Page element annotations
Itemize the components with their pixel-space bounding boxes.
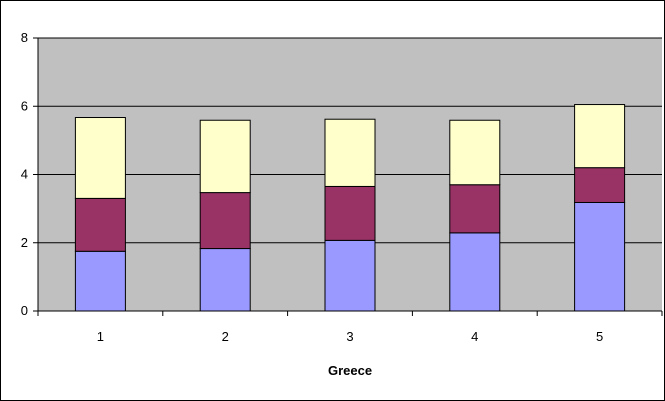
- x-tick-labels: 1 2 3 4 5: [97, 329, 603, 344]
- y-tick-label-2: 2: [21, 235, 28, 250]
- x-axis-title: Greece: [328, 363, 372, 378]
- y-tick-labels: 0 2 4 6 8: [21, 30, 28, 318]
- bar-segment-1-cat-5: [574, 201, 626, 312]
- x-tick-label-2: 2: [222, 329, 229, 344]
- bar-segment-2-cat-1: [74, 197, 126, 252]
- bar-segment-3-cat-3: [324, 118, 376, 187]
- x-tick-label-1: 1: [97, 329, 104, 344]
- bar-segment-2-cat-3: [324, 185, 376, 241]
- bar-segment-2-cat-2: [199, 192, 251, 250]
- bar-segment-3-cat-5: [574, 104, 626, 169]
- bar-segment-3-cat-2: [199, 119, 251, 194]
- bars: [74, 104, 626, 312]
- y-tick-label-6: 6: [21, 98, 28, 113]
- y-tick-label-0: 0: [21, 303, 28, 318]
- bar-segment-2-cat-5: [574, 167, 626, 203]
- x-tick-label-3: 3: [346, 329, 353, 344]
- x-tick-label-5: 5: [596, 329, 603, 344]
- bar-segment-3-cat-4: [449, 119, 501, 186]
- bar-segment-1-cat-1: [74, 250, 126, 312]
- y-tick-label-4: 4: [21, 167, 28, 182]
- bar-segment-2-cat-4: [449, 184, 501, 234]
- axes: [33, 37, 663, 316]
- bar-segment-1-cat-3: [324, 239, 376, 312]
- x-tick-label-4: 4: [471, 329, 478, 344]
- bar-segment-1-cat-4: [449, 232, 501, 312]
- y-tick-label-8: 8: [21, 30, 28, 45]
- bar-segment-1-cat-2: [199, 248, 251, 312]
- bar-segment-3-cat-1: [74, 117, 126, 199]
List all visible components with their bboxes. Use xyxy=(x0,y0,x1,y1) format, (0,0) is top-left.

REQUIRED WORK: Can you reproduce every line of the records above word for word, leaving out the pictures?

ANSWER FOR THE TASK:
Itemize the components with their pixel-space bounding boxes.
- x-tick-labels: 1 2 3 4 5: [97, 329, 603, 344]
- y-tick-label-2: 2: [21, 235, 28, 250]
- x-axis-title: Greece: [328, 363, 372, 378]
- y-tick-labels: 0 2 4 6 8: [21, 30, 28, 318]
- bar-segment-1-cat-5: [574, 201, 626, 312]
- x-tick-label-2: 2: [222, 329, 229, 344]
- bar-segment-2-cat-1: [74, 197, 126, 252]
- bar-segment-3-cat-3: [324, 118, 376, 187]
- x-tick-label-1: 1: [97, 329, 104, 344]
- bar-segment-2-cat-3: [324, 185, 376, 241]
- bar-segment-2-cat-2: [199, 192, 251, 250]
- bar-segment-3-cat-5: [574, 104, 626, 169]
- bar-segment-3-cat-2: [199, 119, 251, 194]
- bars: [74, 104, 626, 312]
- y-tick-label-6: 6: [21, 98, 28, 113]
- y-tick-label-0: 0: [21, 303, 28, 318]
- bar-segment-2-cat-5: [574, 167, 626, 203]
- x-tick-label-3: 3: [346, 329, 353, 344]
- x-tick-label-5: 5: [596, 329, 603, 344]
- bar-segment-3-cat-4: [449, 119, 501, 186]
- bar-segment-1-cat-1: [74, 250, 126, 312]
- y-tick-label-4: 4: [21, 167, 28, 182]
- bar-segment-2-cat-4: [449, 184, 501, 234]
- axes: [33, 37, 663, 316]
- bar-segment-1-cat-3: [324, 239, 376, 312]
- x-tick-label-4: 4: [471, 329, 478, 344]
- bar-segment-1-cat-4: [449, 232, 501, 312]
- y-tick-label-8: 8: [21, 30, 28, 45]
- bar-segment-1-cat-2: [199, 248, 251, 312]
- bar-segment-3-cat-1: [74, 117, 126, 199]
List all visible components with their bboxes. Use xyxy=(x0,y0,x1,y1) format, (0,0) is top-left.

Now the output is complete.